» **TASK OBJECTIVE**: From the listing below, copy every line with the word "feet".

» **DATA PROVIDED**:

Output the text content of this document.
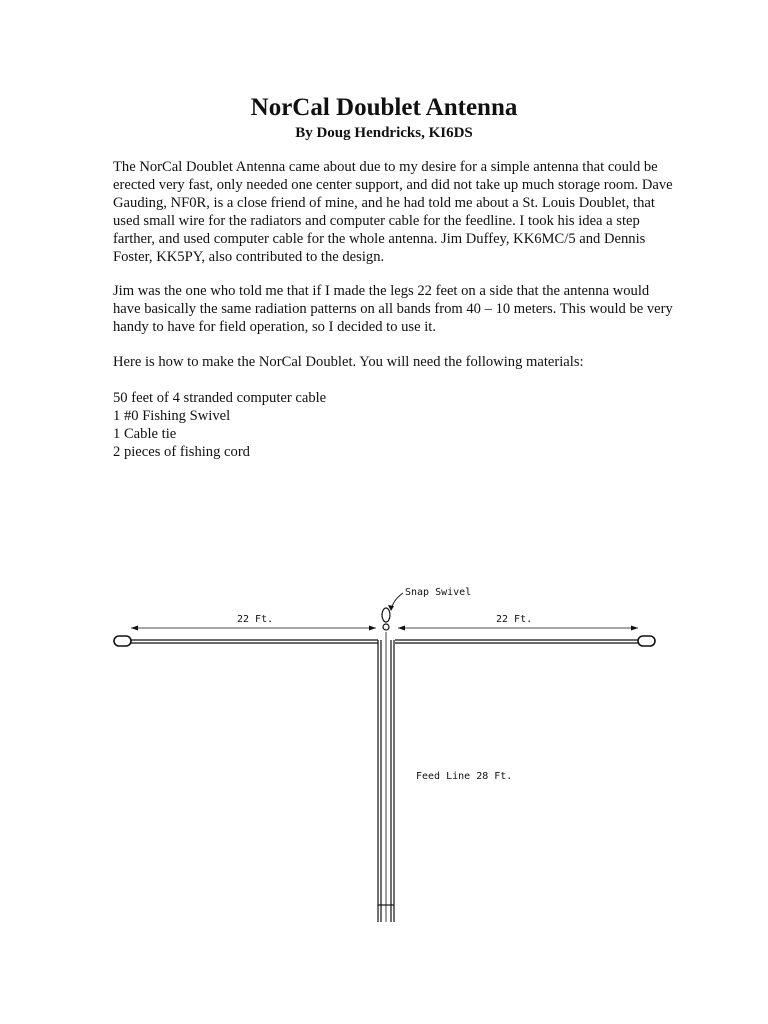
NorCal Doublet Antenna
By Doug Hendricks, KI6DS

The NorCal Doublet Antenna came about due to my desire for a simple antenna that could be erected very fast, only needed one center support, and did not take up much storage room. Dave Gauding, NF0R, is a close friend of mine, and he had told me about a St. Louis Doublet, that used small wire for the radiators and computer cable for the feedline. I took his idea a step farther, and used computer cable for the whole antenna. Jim Duffey, KK6MC/5 and Dennis Foster, KK5PY, also contributed to the design.

Jim was the one who told me that if I made the legs 22 feet on a side that the antenna would have basically the same radiation patterns on all bands from 40 – 10 meters. This would be very handy to have for field operation, so I decided to use it.

Here is how to make the NorCal Doublet. You will need the following materials:

50 feet of 4 stranded computer cable
1 #0 Fishing Swivel
1 Cable tie
2 pieces of fishing cord
22 Ft.	22 Ft.
Snap Swivel
Feed Line 28 Ft.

» **RESULT OF THE EXERCISE**:
Jim was the one who told me that if I made the legs 22 feet on a side that the antenna would have basically the same radiation patterns on all bands from 40 – 10 meters. This would be very handy to have for field operation, so I decided to use it.
50 feet of 4 stranded computer cable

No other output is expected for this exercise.